Supplied text:

##########

Amount of scrubbed data goes from 15.90GiB to 26.66GiB after defragment -r -v -clzo on a fs always mounted with compress=lzo

linux-btrfs.vger.kernel.org archive mirror
 help / color / mirror / Atom feed

* Amount of scrubbed data goes from 15.90GiB to 26.66GiB after defragment -r -v -clzo on a fs always mounted with compress=lzo
@ 2016-05-11 19:50 Niccolò Belli
  2016-05-11 20:07 ` Christoph Anton Mitterer
  2016-05-12 10:18 ` Duncan
  0 siblings, 2 replies; 6+ messages in thread
From: Niccolò Belli @ 2016-05-11 19:50 UTC (permalink / raw)
  To: linux-btrfs

Hi,
Before doing the daily backup I did a btrfs check and btrfs scrub as usual. 
After that this time I also decided to run btrfs filesystem defragment -r 
-v -clzo on all subvolumes (from a live distro) and just to be sure I 
runned check and scrub once again.

Before defragment: total bytes scrubbed: 15.90GiB with 0 errors
After defragment: total bytes scrubbed: 26.66GiB with 0 errors

What did happen? This is something like a night and day difference: almost 
double the data! As stated in the subject all the subolumes have always 
been mounted with compress=lzo in /etc/fstab, even when I installed the 
distro a couple of days ago I manually mounted the subvolumes with -o 
compress=lzo. Instead I never used autodefrag.

##########

Parts of the exercise:
**a.** Write out verbatim everything in the btrfs defragment thread from "What did happen?" down to "never used autodefrag.".
**b.** Carry on the btrfs defragment thread from its last sentence.

##########

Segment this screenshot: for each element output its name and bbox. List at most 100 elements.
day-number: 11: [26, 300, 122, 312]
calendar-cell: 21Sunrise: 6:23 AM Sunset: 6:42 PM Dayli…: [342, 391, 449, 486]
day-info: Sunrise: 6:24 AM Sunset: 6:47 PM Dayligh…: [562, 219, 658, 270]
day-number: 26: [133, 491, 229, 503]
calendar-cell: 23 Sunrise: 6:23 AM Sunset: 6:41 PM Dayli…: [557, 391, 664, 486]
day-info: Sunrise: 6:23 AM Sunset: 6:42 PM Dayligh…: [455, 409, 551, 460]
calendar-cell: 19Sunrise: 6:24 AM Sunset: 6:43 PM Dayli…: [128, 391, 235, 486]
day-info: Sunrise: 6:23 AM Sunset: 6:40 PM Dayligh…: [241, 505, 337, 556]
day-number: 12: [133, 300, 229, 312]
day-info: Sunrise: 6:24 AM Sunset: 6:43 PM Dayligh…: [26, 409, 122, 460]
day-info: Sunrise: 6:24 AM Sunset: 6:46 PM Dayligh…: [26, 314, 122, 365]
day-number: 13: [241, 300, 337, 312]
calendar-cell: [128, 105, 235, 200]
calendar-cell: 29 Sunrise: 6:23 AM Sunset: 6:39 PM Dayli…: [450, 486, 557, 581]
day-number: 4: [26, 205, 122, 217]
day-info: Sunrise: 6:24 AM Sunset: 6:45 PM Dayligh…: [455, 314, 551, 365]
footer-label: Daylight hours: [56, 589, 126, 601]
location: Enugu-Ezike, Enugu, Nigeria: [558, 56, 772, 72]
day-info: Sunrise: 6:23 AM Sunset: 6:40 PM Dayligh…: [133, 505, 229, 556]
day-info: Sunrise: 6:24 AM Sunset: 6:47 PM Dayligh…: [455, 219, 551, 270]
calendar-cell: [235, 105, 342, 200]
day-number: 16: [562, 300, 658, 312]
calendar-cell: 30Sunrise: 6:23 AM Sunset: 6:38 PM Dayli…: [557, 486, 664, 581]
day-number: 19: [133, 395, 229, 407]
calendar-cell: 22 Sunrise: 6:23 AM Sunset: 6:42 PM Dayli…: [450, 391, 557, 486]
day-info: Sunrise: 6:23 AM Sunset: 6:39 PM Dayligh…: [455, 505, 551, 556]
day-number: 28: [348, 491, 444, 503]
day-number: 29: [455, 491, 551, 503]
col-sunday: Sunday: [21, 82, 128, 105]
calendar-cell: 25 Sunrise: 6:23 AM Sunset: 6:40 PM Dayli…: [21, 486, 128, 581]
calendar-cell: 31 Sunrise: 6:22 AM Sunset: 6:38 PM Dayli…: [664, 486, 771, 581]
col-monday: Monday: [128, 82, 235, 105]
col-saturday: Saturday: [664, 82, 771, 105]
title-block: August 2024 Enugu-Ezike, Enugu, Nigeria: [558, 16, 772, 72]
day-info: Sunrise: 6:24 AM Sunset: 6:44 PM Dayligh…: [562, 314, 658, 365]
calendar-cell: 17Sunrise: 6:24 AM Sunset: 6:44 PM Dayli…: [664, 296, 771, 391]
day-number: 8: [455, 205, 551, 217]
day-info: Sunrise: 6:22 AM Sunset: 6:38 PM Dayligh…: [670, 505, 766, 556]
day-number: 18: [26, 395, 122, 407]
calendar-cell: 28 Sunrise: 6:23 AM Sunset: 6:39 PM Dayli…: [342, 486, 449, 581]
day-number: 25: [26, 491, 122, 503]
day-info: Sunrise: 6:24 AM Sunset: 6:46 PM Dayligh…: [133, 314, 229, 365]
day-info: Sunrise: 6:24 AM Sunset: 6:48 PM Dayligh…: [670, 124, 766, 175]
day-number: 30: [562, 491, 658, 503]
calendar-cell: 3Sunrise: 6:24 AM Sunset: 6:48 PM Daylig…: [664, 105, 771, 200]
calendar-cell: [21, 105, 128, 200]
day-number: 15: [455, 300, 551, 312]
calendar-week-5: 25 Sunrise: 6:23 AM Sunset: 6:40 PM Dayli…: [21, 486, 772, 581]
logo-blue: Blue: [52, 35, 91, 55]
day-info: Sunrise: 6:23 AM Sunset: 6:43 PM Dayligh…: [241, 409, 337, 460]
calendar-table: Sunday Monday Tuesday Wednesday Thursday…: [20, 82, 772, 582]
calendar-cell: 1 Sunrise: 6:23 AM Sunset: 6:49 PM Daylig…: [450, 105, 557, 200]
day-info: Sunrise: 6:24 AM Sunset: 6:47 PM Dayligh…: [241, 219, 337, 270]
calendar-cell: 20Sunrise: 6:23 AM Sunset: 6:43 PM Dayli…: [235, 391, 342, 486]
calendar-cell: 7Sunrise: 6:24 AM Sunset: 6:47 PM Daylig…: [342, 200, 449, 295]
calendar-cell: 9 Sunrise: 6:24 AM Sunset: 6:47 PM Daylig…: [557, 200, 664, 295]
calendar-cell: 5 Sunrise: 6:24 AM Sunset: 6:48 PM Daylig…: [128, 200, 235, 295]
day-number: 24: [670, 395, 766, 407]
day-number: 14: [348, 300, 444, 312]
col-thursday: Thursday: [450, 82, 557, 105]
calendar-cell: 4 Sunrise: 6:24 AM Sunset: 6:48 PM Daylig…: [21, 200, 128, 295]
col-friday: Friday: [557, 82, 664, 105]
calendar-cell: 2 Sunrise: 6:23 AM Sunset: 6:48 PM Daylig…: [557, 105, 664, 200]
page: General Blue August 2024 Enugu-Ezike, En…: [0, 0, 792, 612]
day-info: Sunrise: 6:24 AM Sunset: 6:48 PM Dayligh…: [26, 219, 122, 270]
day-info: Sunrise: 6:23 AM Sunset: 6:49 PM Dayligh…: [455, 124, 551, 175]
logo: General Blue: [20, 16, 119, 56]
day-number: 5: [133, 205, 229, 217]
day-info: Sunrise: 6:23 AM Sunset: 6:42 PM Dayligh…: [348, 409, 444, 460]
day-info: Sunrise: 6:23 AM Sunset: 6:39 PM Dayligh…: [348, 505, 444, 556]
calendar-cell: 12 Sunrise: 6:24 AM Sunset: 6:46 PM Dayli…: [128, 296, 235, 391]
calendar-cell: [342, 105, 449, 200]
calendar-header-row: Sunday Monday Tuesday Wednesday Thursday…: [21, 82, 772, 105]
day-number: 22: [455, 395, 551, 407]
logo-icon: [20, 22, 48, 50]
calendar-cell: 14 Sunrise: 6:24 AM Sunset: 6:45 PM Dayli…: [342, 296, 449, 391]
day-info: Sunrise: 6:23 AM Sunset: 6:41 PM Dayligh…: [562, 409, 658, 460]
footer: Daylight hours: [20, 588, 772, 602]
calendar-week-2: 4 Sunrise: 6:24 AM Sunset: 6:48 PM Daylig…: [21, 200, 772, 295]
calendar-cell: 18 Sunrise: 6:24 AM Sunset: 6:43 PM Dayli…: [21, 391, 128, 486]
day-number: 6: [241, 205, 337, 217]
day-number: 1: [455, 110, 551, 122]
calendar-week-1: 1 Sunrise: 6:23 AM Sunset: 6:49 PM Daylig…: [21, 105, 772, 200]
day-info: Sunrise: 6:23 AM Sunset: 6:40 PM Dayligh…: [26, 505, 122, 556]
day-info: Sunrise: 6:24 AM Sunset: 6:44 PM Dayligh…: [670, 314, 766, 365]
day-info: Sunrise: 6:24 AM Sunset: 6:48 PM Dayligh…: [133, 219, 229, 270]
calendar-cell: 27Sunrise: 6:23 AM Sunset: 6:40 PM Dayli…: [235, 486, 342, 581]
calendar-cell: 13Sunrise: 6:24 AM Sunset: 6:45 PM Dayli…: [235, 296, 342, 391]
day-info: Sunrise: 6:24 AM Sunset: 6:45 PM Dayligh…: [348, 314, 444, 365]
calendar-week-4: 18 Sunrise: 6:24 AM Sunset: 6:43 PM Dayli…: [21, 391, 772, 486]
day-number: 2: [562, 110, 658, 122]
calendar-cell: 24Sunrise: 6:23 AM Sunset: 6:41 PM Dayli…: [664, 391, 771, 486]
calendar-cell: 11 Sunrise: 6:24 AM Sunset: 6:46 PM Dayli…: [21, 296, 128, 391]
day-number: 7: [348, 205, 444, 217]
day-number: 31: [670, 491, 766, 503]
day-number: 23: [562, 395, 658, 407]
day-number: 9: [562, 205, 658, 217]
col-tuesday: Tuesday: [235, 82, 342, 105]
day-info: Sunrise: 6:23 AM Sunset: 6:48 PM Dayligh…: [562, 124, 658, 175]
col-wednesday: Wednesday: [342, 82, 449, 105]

##########

Written responses:
**a.**
What did happen? This is something like a night and day difference: almost 
double the data! As stated in the subject all the subolumes have always 
been mounted with compress=lzo in /etc/fstab, even when I installed the 
distro a couple of days ago I manually mounted the subvolumes with -o 
compress=lzo. Instead I never used autodefrag.

**b.**
Niccolò

^ permalink raw reply	[flat|nested] 6+ messages in thread

* Re: Amount of scrubbed data goes from 15.90GiB to 26.66GiB after defragment -r -v -clzo on a fs always mounted with compress=lzo
  2016-05-11 19:50 Amount of scrubbed data goes from 15.90GiB to 26.66GiB after defragment -r -v -clzo on a fs always mounted with compress=lzo Niccolò Belli
@ 2016-05-11 20:07 ` Christoph Anton Mitterer
  2016-05-12 10:18 ` Duncan
  1 sibling, 0 replies; 6+ messages in thread
From: Christoph Anton Mitterer @ 2016-05-11 20:07 UTC (permalink / raw)
  To: Niccolò Belli, linux-btrfs

[-- Attachment #1: Type: text/plain, Size: 159 bytes --]

On Wed, 2016-05-11 at 21:50 +0200, Niccolò Belli wrote:
> What did happen?

Perhaps because defrag unfortunately breaks up any reflinks?

Cheers,
Chris.

[-- Attachment #2: smime.p7s --]
[-- Type: application/x-pkcs7-signature, Size: 5930 bytes --]

^ permalink raw reply	[flat|nested] 6+ messages in thread

* Re: Amount of scrubbed data goes from 15.90GiB to 26.66GiB after defragment -r -v -clzo on a fs always mounted with compress=lzo
  2016-05-11 19:50 Amount of scrubbed data goes from 15.90GiB to 26.66GiB after defragment -r -v -clzo on a fs always mounted with compress=lzo Niccolò Belli
  2016-05-11 20:07 ` Christoph Anton Mitterer
@ 2016-05-12 10:18 ` Duncan
  2016-05-12 13:56   ` Niccolò Belli
  1 sibling, 1 reply; 6+ messages in thread
From: Duncan @ 2016-05-12 10:18 UTC (permalink / raw)
  To: linux-btrfs

Niccolò Belli posted on Wed, 11 May 2016 21:50:43 +0200 as excerpted:

> Hi,
> Before doing the daily backup I did a btrfs check and btrfs scrub as
> usual.

> After that this time I also decided to run btrfs filesystem defragment
> -r -v -clzo on all subvolumes (from a live distro) and just to be sure I
> runned check and scrub once again.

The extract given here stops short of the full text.